● WHAT YOU NEED TO DO
Write the count of lines that contain the word "letters" and nothing else.

====== PROVIDED ENTRIES ======

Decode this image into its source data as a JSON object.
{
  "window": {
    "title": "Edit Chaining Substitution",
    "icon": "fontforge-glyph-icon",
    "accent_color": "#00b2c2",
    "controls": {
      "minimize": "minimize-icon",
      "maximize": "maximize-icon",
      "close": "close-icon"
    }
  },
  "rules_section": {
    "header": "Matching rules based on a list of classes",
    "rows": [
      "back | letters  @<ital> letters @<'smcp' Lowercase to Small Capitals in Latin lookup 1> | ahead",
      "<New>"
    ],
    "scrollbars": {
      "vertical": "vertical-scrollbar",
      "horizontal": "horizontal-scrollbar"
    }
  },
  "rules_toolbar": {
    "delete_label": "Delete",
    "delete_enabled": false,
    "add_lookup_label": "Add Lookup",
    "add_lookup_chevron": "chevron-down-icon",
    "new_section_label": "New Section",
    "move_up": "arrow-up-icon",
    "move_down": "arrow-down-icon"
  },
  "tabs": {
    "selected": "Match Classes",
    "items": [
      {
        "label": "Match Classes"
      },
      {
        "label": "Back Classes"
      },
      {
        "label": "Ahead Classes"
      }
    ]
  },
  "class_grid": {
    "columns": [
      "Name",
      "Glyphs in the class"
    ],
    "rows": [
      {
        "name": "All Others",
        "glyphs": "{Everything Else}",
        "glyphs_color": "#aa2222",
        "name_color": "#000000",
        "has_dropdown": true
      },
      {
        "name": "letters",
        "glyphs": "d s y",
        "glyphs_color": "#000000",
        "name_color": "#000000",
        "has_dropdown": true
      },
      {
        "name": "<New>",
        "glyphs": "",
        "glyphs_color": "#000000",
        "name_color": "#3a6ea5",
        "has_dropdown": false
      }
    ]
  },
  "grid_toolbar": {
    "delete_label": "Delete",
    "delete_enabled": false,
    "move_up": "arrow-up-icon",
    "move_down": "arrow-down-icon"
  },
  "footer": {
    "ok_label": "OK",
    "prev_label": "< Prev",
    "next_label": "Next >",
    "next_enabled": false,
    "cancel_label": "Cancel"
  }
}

======

● RESULT FOR THIS EXERCISE
2